### Material supplied ###

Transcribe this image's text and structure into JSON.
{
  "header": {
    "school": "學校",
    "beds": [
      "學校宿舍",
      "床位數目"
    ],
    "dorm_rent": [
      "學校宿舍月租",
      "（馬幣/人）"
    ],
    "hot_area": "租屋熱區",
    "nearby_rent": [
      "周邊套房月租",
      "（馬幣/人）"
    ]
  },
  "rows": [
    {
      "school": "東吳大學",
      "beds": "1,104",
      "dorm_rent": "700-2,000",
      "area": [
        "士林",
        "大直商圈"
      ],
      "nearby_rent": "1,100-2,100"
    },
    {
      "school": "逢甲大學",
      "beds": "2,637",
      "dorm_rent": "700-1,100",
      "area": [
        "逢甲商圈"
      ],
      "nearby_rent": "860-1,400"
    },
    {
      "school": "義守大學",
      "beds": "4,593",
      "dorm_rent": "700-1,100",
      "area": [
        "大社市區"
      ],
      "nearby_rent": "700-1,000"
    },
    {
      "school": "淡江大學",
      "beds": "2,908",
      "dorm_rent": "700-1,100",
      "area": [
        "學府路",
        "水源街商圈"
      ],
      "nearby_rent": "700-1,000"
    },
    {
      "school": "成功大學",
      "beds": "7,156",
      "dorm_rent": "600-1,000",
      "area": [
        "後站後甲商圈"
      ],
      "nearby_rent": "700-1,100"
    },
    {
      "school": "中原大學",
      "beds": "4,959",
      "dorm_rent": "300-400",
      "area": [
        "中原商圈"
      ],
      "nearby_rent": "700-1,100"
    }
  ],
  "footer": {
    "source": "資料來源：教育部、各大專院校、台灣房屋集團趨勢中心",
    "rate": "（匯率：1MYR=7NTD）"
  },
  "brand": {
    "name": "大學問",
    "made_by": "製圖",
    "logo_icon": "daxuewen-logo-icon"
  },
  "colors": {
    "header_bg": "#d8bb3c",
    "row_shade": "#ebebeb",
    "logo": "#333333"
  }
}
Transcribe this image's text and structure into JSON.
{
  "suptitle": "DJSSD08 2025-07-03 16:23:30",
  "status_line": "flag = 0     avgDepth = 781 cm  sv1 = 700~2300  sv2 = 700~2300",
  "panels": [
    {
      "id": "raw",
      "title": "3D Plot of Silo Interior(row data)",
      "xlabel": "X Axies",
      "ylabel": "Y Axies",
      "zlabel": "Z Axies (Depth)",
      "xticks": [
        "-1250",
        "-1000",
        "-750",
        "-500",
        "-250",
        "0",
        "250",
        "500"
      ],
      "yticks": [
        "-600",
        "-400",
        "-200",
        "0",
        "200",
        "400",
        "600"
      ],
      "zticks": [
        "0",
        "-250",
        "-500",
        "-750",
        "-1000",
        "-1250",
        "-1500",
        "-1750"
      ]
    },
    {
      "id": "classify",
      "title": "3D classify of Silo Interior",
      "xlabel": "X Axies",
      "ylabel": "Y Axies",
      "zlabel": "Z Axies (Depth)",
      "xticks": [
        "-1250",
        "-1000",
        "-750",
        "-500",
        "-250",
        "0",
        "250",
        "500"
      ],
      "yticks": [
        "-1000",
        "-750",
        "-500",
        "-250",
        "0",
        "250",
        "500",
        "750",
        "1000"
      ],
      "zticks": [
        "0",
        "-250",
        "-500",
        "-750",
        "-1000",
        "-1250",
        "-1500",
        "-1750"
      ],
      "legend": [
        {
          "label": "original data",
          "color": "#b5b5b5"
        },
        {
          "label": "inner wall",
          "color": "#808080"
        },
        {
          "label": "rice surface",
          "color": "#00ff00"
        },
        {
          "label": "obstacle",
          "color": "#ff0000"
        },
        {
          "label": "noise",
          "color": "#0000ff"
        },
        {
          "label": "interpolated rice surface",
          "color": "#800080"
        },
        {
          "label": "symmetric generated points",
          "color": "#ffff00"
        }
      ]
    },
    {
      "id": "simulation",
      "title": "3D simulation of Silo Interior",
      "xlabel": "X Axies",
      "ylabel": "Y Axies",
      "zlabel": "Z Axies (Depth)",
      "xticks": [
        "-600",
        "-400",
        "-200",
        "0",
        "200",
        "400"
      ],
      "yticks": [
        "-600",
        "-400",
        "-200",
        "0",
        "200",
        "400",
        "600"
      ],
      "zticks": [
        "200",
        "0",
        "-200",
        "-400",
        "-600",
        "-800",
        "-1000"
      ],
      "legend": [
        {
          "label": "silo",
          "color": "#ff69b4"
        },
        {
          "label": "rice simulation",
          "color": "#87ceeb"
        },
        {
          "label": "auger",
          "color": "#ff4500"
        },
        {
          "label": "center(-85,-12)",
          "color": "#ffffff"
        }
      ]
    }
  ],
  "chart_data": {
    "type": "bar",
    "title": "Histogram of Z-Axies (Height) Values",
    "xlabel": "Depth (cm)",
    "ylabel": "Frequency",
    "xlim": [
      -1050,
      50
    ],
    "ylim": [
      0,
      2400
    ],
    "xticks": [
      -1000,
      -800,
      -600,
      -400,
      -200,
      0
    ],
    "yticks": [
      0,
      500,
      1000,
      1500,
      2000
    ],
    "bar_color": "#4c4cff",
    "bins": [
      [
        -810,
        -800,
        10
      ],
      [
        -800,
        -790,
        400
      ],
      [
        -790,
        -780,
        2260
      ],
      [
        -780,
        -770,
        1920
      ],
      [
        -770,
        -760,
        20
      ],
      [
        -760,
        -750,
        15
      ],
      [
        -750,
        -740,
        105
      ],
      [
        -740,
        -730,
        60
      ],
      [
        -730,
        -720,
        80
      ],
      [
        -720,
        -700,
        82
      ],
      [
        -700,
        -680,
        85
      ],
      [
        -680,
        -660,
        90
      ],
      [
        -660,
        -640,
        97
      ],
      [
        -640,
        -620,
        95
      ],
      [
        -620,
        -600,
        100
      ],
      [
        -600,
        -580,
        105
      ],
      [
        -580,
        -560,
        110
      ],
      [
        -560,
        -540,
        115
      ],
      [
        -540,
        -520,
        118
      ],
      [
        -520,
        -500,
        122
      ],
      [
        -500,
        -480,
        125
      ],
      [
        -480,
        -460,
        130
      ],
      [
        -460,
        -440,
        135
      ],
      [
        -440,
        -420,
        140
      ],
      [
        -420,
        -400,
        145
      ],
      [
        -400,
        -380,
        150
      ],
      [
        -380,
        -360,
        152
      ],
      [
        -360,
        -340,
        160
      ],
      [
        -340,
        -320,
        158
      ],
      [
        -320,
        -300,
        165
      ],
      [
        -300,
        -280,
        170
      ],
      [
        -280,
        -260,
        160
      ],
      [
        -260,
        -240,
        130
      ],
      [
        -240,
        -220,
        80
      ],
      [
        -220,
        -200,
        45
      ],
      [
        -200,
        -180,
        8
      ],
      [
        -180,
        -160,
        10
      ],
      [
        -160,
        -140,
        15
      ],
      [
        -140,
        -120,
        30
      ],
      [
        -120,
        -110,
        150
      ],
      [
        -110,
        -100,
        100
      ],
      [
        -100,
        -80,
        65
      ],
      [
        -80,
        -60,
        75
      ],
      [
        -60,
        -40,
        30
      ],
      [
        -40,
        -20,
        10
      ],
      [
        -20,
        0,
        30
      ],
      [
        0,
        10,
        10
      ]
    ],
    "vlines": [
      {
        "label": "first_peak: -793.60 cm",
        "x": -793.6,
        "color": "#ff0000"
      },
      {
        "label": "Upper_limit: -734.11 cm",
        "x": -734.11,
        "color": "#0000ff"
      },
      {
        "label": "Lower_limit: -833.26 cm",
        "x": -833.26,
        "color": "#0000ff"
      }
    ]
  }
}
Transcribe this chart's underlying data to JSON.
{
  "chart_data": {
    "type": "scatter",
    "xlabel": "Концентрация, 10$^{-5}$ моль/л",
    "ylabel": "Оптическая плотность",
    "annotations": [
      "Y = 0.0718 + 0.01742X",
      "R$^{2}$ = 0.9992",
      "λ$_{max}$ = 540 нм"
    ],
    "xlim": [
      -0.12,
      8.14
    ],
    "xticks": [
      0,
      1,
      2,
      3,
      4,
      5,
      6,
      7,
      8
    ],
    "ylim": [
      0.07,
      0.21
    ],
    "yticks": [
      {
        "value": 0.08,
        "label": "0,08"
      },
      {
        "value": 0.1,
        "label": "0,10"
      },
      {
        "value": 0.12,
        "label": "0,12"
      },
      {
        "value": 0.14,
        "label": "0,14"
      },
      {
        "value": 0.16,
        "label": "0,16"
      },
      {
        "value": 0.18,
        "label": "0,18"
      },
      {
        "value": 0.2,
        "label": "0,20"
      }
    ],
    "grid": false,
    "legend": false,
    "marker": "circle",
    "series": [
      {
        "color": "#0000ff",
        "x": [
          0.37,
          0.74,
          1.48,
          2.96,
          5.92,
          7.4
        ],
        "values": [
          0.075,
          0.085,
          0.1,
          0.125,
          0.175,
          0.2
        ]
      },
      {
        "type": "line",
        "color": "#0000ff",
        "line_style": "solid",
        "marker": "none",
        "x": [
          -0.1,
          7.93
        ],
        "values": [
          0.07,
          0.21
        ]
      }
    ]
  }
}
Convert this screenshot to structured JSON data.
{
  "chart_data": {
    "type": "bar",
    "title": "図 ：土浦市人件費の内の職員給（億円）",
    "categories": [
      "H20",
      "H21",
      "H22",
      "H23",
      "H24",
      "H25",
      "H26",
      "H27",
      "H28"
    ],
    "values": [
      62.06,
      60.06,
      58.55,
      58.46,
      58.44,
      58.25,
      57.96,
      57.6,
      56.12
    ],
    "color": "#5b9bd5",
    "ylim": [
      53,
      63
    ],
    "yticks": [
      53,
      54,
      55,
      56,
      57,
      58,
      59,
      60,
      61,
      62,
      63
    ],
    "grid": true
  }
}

###

- Exercise aim -
In the records above, locate every line with the string "rice" and copy it.

- Full answer -
          "label": "rice surface",
          "label": "interpolated rice surface",
          "label": "rice simulation",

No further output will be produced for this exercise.